The request ::
Please reproduce only the entries from the line with "Circle shape: [1091, 480, 1110, 500]" to the line with "Text: 15194: 15194: [660, 40, 698, 54]", swapping "Ellipse" for "Oval" and leaving all else unchanged.

Records for processing ::
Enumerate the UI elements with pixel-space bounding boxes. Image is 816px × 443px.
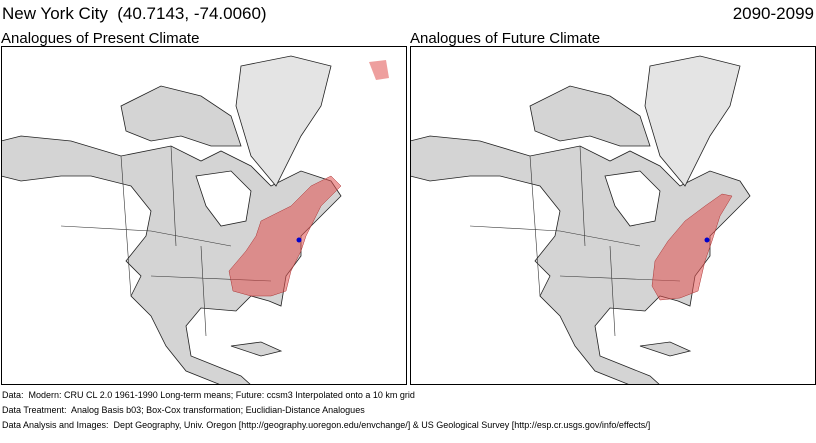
location-title: New York City (40.7143, -74.0060) xyxy=(2,4,267,23)
analog-region xyxy=(369,60,389,80)
panel-title: Analogues of Present Climate xyxy=(1,30,200,47)
footer-note: Data Analysis and Images: Dept Geography… xyxy=(2,420,651,430)
panel-title: Analogues of Future Climate xyxy=(410,30,601,47)
map-future xyxy=(410,46,816,385)
footer-note: Data Treatment: Analog Basis b03; Box-Co… xyxy=(2,405,365,415)
location-marker xyxy=(704,237,710,243)
analog-region xyxy=(228,175,342,297)
base-map xyxy=(410,46,816,385)
period: 2090-2099 xyxy=(732,4,814,23)
base-map xyxy=(1,46,407,385)
footer-note: Data: Modern: CRU CL 2.0 1961-1990 Long-… xyxy=(2,390,415,400)
analog-region xyxy=(651,193,733,301)
map-present xyxy=(1,46,407,385)
location-marker xyxy=(296,237,302,243)
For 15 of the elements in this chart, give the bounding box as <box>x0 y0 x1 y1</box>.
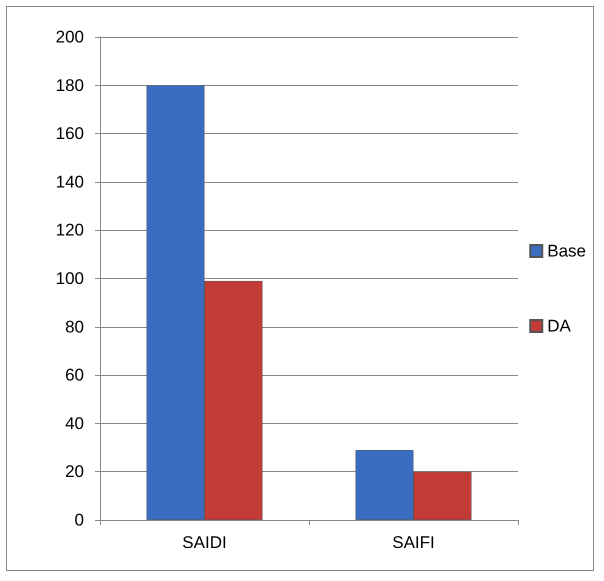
y-tick-label: 80 <box>65 317 84 336</box>
y-tick-label: 0 <box>74 510 84 530</box>
legend-label: DA <box>547 316 572 336</box>
y-tick-label: 120 <box>56 220 84 240</box>
legend-label: Base <box>547 242 586 260</box>
y-tick-label: 200 <box>56 28 84 46</box>
y-tick-label: 180 <box>56 76 84 95</box>
y-tick-label: 60 <box>65 366 84 385</box>
y-tick-label: 20 <box>65 462 84 482</box>
y-tick-label: 140 <box>56 172 84 192</box>
y-tick-label: 40 <box>65 414 84 433</box>
y-tick-label: 160 <box>56 124 84 144</box>
y-tick-label: 100 <box>56 269 84 288</box>
x-tick-label: SAIDI <box>182 533 227 552</box>
x-tick-label: SAIFI <box>392 533 435 552</box>
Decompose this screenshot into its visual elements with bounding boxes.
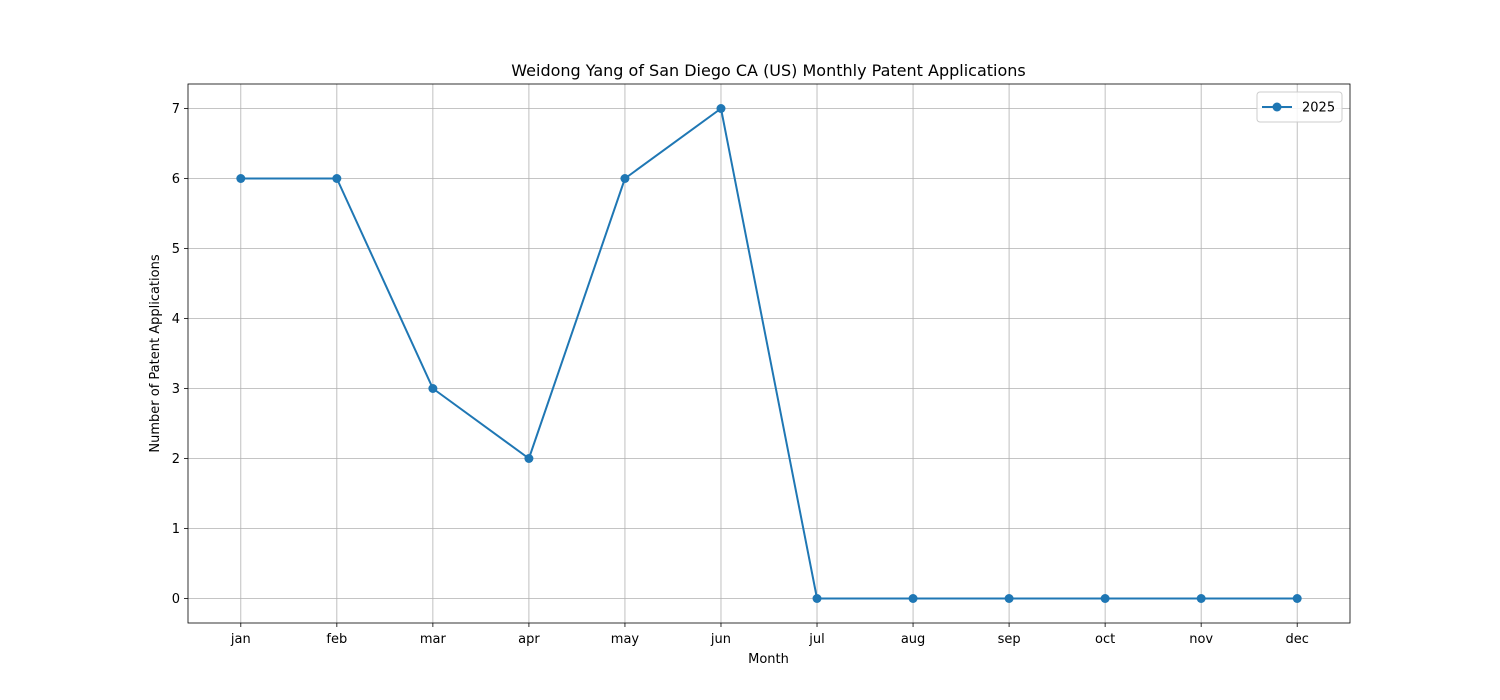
y-tick-label: 6 [172,172,180,187]
data-point-apr [524,454,533,463]
legend: 2025 [1257,92,1342,122]
x-tick-label: dec [1285,632,1308,647]
data-point-jul [813,594,822,603]
data-point-jan [236,174,245,183]
legend-marker-swatch [1273,103,1282,112]
y-tick-label: 3 [172,382,180,397]
x-axis-label: Month [748,652,789,667]
data-point-sep [1005,594,1014,603]
data-point-oct [1101,594,1110,603]
y-tick-label: 2 [172,452,180,467]
y-tick-label: 7 [172,102,180,117]
x-tick-label: may [611,632,640,647]
x-tick-label: mar [420,632,447,647]
y-tick-label: 4 [172,312,180,327]
x-axis-ticks: jan feb mar apr may jun jul aug sep oct nov dec [230,623,1309,647]
x-tick-label: jul [808,632,824,647]
y-axis-label: Number of Patent Applications [148,254,163,452]
x-tick-label: apr [518,632,540,647]
data-point-may [620,174,629,183]
data-point-feb [332,174,341,183]
data-point-nov [1197,594,1206,603]
y-axis-ticks: 0 1 2 3 4 5 6 7 [172,102,188,607]
series-line-2025 [241,109,1297,599]
data-point-jun [716,104,725,113]
legend-entry-label: 2025 [1302,101,1335,116]
x-tick-label: aug [901,632,925,647]
y-tick-label: 0 [172,592,180,607]
y-tick-label: 1 [172,522,180,537]
data-point-mar [428,384,437,393]
x-tick-label: sep [998,632,1021,647]
x-tick-label: jun [710,632,731,647]
chart-title: Weidong Yang of San Diego CA (US) Monthl… [511,61,1025,80]
y-tick-label: 5 [172,242,180,257]
x-tick-label: oct [1095,632,1115,647]
x-tick-label: feb [326,632,347,647]
data-point-dec [1293,594,1302,603]
data-point-aug [909,594,918,603]
x-tick-label: jan [230,632,251,647]
x-tick-label: nov [1189,632,1213,647]
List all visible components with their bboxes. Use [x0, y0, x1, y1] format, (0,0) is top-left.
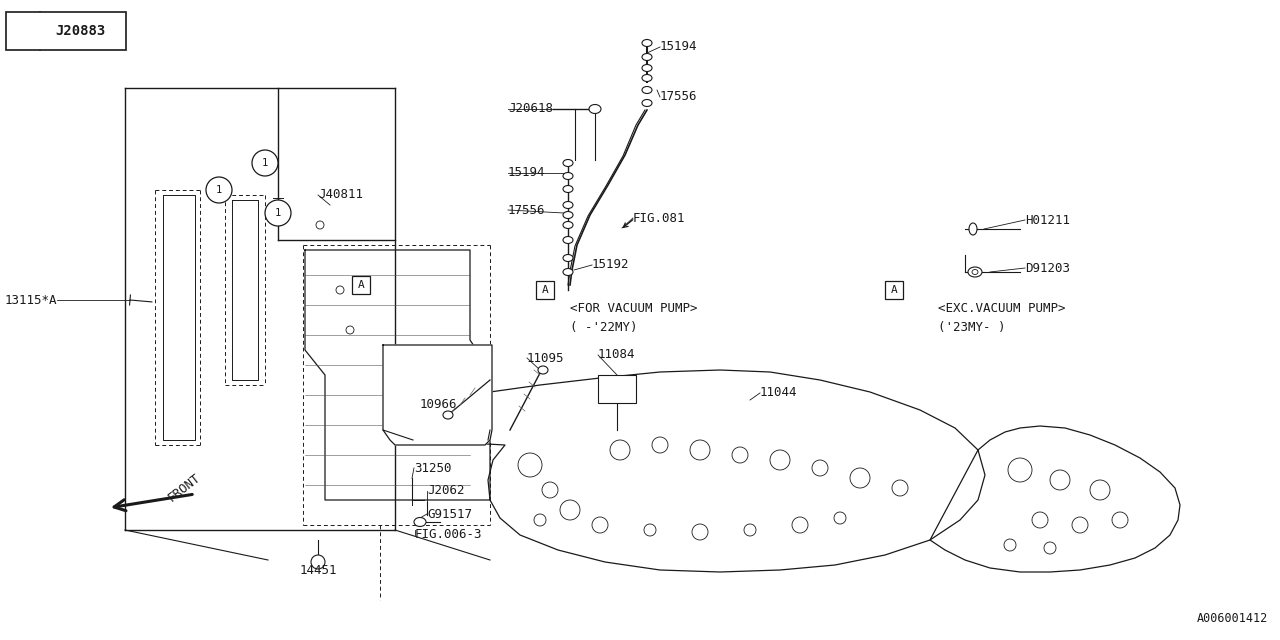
Circle shape: [1091, 480, 1110, 500]
Text: FIG.006-3: FIG.006-3: [415, 529, 483, 541]
Ellipse shape: [643, 74, 652, 81]
Ellipse shape: [643, 99, 652, 106]
Text: ( -'22MY): ( -'22MY): [570, 321, 637, 335]
Circle shape: [541, 482, 558, 498]
Circle shape: [611, 440, 630, 460]
Text: 15194: 15194: [508, 166, 545, 179]
Text: A006001412: A006001412: [1197, 612, 1268, 625]
Text: 13115*A: 13115*A: [5, 294, 58, 307]
Circle shape: [1044, 542, 1056, 554]
Circle shape: [591, 517, 608, 533]
Ellipse shape: [563, 269, 573, 275]
Text: 15194: 15194: [660, 40, 698, 54]
Ellipse shape: [589, 104, 602, 113]
Ellipse shape: [413, 518, 426, 527]
Ellipse shape: [563, 211, 573, 218]
Ellipse shape: [643, 86, 652, 93]
Circle shape: [561, 500, 580, 520]
Ellipse shape: [969, 223, 977, 235]
Polygon shape: [413, 370, 986, 572]
Text: 17556: 17556: [508, 204, 545, 216]
Ellipse shape: [563, 255, 573, 262]
Bar: [884, 281, 902, 299]
Bar: [598, 375, 636, 403]
Circle shape: [316, 221, 324, 229]
Text: ('23MY- ): ('23MY- ): [938, 321, 1006, 335]
Text: J20883: J20883: [55, 24, 105, 38]
Bar: [6, 12, 125, 50]
Circle shape: [265, 200, 291, 226]
Circle shape: [1050, 470, 1070, 490]
Ellipse shape: [538, 366, 548, 374]
Text: D91203: D91203: [1025, 262, 1070, 275]
Text: 15192: 15192: [591, 259, 630, 271]
Text: G91517: G91517: [428, 508, 472, 520]
Text: A: A: [541, 285, 548, 295]
Circle shape: [335, 286, 344, 294]
Text: 1: 1: [262, 158, 268, 168]
Circle shape: [1112, 512, 1128, 528]
Ellipse shape: [563, 237, 573, 243]
Circle shape: [744, 524, 756, 536]
Text: J20618: J20618: [508, 102, 553, 115]
Text: A: A: [357, 280, 365, 290]
Circle shape: [346, 326, 355, 334]
Circle shape: [311, 555, 325, 569]
Circle shape: [518, 453, 541, 477]
Circle shape: [692, 524, 708, 540]
Circle shape: [534, 514, 547, 526]
Circle shape: [644, 524, 657, 536]
Ellipse shape: [563, 202, 573, 209]
Circle shape: [1073, 517, 1088, 533]
Circle shape: [732, 447, 748, 463]
Ellipse shape: [443, 411, 453, 419]
Text: FIG.081: FIG.081: [634, 211, 686, 225]
Circle shape: [652, 437, 668, 453]
Text: <EXC.VACUUM PUMP>: <EXC.VACUUM PUMP>: [938, 301, 1065, 314]
Ellipse shape: [643, 65, 652, 72]
Ellipse shape: [968, 267, 982, 277]
Circle shape: [771, 450, 790, 470]
Polygon shape: [931, 426, 1180, 572]
Circle shape: [835, 512, 846, 524]
Ellipse shape: [643, 54, 652, 61]
Ellipse shape: [563, 186, 573, 193]
Circle shape: [892, 480, 908, 496]
Text: 10966: 10966: [420, 399, 457, 412]
Text: J40811: J40811: [317, 189, 364, 202]
Circle shape: [252, 150, 278, 176]
Text: 11044: 11044: [760, 387, 797, 399]
Ellipse shape: [563, 221, 573, 228]
Circle shape: [812, 460, 828, 476]
Text: 14451: 14451: [300, 563, 337, 577]
Circle shape: [1009, 458, 1032, 482]
Circle shape: [690, 440, 710, 460]
Text: 31250: 31250: [413, 461, 452, 474]
Text: H01211: H01211: [1025, 214, 1070, 227]
Text: 17556: 17556: [660, 90, 698, 104]
Bar: [536, 281, 554, 299]
Ellipse shape: [563, 159, 573, 166]
Text: 1: 1: [19, 26, 27, 36]
Text: 1: 1: [216, 185, 223, 195]
Circle shape: [850, 468, 870, 488]
Polygon shape: [383, 345, 492, 445]
Ellipse shape: [643, 40, 652, 47]
Circle shape: [12, 20, 35, 42]
Ellipse shape: [563, 173, 573, 179]
Text: J2062: J2062: [428, 484, 465, 497]
Text: 1: 1: [275, 208, 282, 218]
Text: <FOR VACUUM PUMP>: <FOR VACUUM PUMP>: [570, 301, 698, 314]
Text: FRONT: FRONT: [165, 471, 202, 505]
Ellipse shape: [972, 269, 978, 275]
Circle shape: [1004, 539, 1016, 551]
Circle shape: [792, 517, 808, 533]
Circle shape: [206, 177, 232, 203]
Circle shape: [1032, 512, 1048, 528]
Text: 11095: 11095: [527, 351, 564, 365]
Bar: [352, 276, 370, 294]
Text: 11084: 11084: [598, 349, 635, 362]
Text: A: A: [891, 285, 897, 295]
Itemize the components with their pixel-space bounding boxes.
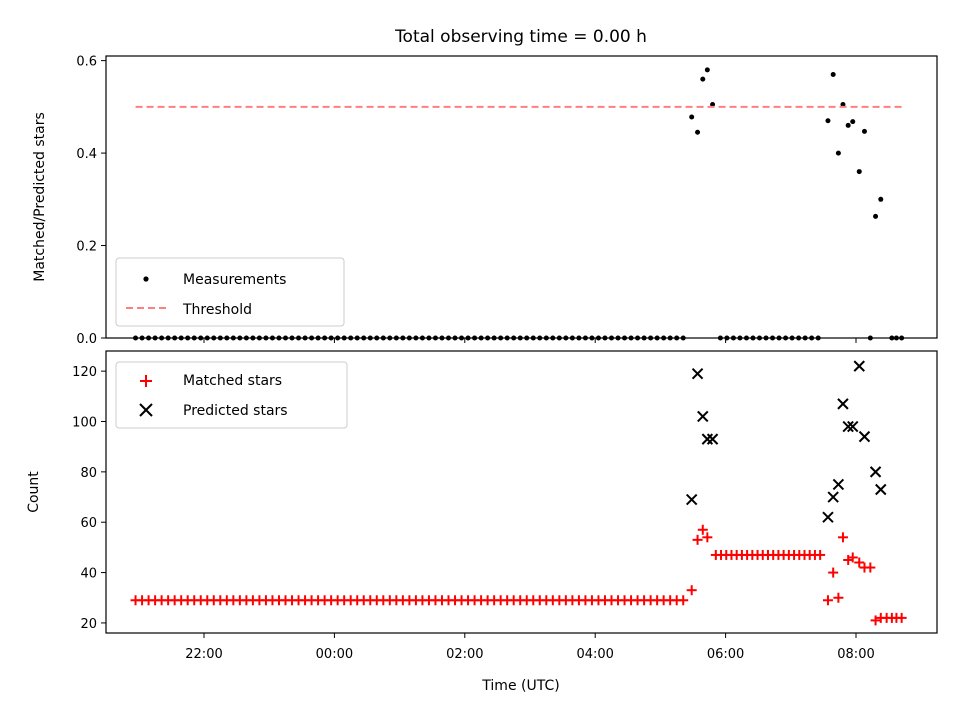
bottom-x-tick-label: 00:00 <box>316 647 353 662</box>
matched-stars-point <box>815 549 826 560</box>
bottom-x-tick-label: 02:00 <box>446 647 483 662</box>
x-axis-label: Time (UTC) <box>481 678 559 694</box>
bottom-y-tick-label: 20 <box>80 617 97 632</box>
bottom-x-tick-label: 04:00 <box>576 647 613 662</box>
chart-title: Total observing time = 0.00 h <box>394 27 647 47</box>
predicted-stars-point <box>832 478 845 491</box>
bottom-x-tick-label: 08:00 <box>837 647 874 662</box>
legend-threshold-label: Threshold <box>182 302 252 318</box>
bottom-legend: Matched stars Predicted stars <box>115 361 348 429</box>
bottom-y-tick-label: 120 <box>72 365 97 380</box>
measurements-point <box>873 213 879 219</box>
bottom-y-tick-label: 40 <box>80 567 97 582</box>
measurements-point <box>700 76 706 82</box>
bottom-y-tick-label: 60 <box>80 516 97 531</box>
legend-measurements-label: Measurements <box>183 272 286 288</box>
matched-stars-point <box>828 567 839 578</box>
measurements-point <box>850 119 856 125</box>
matched-stars-point <box>865 562 876 573</box>
predicted-stars-point <box>837 398 849 410</box>
measurements-point <box>856 169 862 175</box>
measurements-point <box>835 150 841 156</box>
top-y-axis-label: Matched/Predicted stars <box>32 112 48 282</box>
measurements-point <box>704 67 710 73</box>
top-legend-box <box>115 257 345 327</box>
matched-stars-point <box>702 532 713 543</box>
measurements-point <box>861 128 867 134</box>
matched-stars-point <box>837 532 848 543</box>
measurements-point <box>830 71 836 77</box>
legend-measurements-marker <box>143 276 149 282</box>
top-axes: 0.0 0.2 0.4 0.6 Matched/Predicted stars Mea… <box>32 55 938 347</box>
matched-stars-point <box>678 595 689 606</box>
legend-predicted-label: Predicted stars <box>183 403 288 419</box>
legend-matched-marker <box>140 375 152 387</box>
bottom-x-tick-label: 22:00 <box>185 647 222 662</box>
matched-stars-point <box>833 592 844 603</box>
top-y-tick-label: 0.4 <box>76 147 97 162</box>
top-axes-frame <box>105 55 938 339</box>
bottom-y-tick-label: 100 <box>72 416 97 431</box>
matched-stars-point <box>847 552 858 563</box>
top-y-tick-label: 0.6 <box>76 55 97 70</box>
predicted-stars-point <box>827 491 839 503</box>
measurements-point <box>689 114 695 120</box>
predicted-stars-point <box>691 367 704 380</box>
measurements-point <box>825 118 831 124</box>
predicted-stars-point <box>853 360 865 372</box>
bottom-y-axis-label: Count <box>26 471 42 513</box>
predicted-stars-point <box>875 483 887 496</box>
bottom-axes: 20 40 60 80 100 120 22:00 00:00 02:00 04:00 06:00 0… <box>26 350 938 694</box>
predicted-stars-point <box>822 511 834 523</box>
bottom-y-tick-label: 80 <box>80 466 97 481</box>
predicted-stars-point <box>697 410 709 423</box>
predicted-stars-point <box>847 420 859 433</box>
bottom-legend-box <box>115 361 348 429</box>
predicted-stars-point <box>869 466 882 478</box>
measurements-point <box>695 129 701 135</box>
matched-stars-point <box>822 595 833 606</box>
measurements-point <box>878 196 884 202</box>
legend-matched-label: Matched stars <box>183 373 282 389</box>
predicted-stars-point <box>706 433 719 445</box>
bottom-axes-frame <box>105 350 938 634</box>
measurements-point <box>710 102 716 108</box>
matched-stars-point <box>870 615 881 626</box>
top-y-tick-label: 0.0 <box>76 332 97 347</box>
predicted-stars-point <box>701 433 714 445</box>
top-y-tick-label: 0.2 <box>76 240 97 255</box>
legend-predicted-marker <box>139 403 153 417</box>
top-legend: Measurements Threshold <box>115 257 345 327</box>
measurements-point <box>845 122 851 128</box>
predicted-stars-point <box>842 420 854 433</box>
predicted-stars-point <box>685 493 698 506</box>
bottom-x-tick-label: 06:00 <box>707 647 744 662</box>
matched-stars-point <box>697 524 708 535</box>
measurements-point <box>840 102 846 108</box>
matched-stars-point <box>692 534 703 545</box>
matched-stars-point <box>854 557 865 568</box>
predicted-stars-point <box>858 430 871 443</box>
matched-stars-point <box>686 585 697 596</box>
matched-stars-point <box>896 612 907 623</box>
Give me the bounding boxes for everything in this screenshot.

Solution for this task ::
Circle shape: [1091, 480, 1110, 500]
Text: FIG.006-3: FIG.006-3: [415, 529, 483, 541]
Oval shape: [643, 74, 652, 81]
Oval shape: [643, 99, 652, 106]
Text: ( -'22MY): ( -'22MY): [570, 321, 637, 335]
Circle shape: [541, 482, 558, 498]
Circle shape: [611, 440, 630, 460]
Text: 15194: 15194: [508, 166, 545, 179]
Text: A006001412: A006001412: [1197, 612, 1268, 625]
Text: 13115*A: 13115*A: [5, 294, 58, 307]
Circle shape: [1044, 542, 1056, 554]
Circle shape: [591, 517, 608, 533]
Oval shape: [563, 269, 573, 275]
Text: 15194: 15194: [660, 40, 698, 54]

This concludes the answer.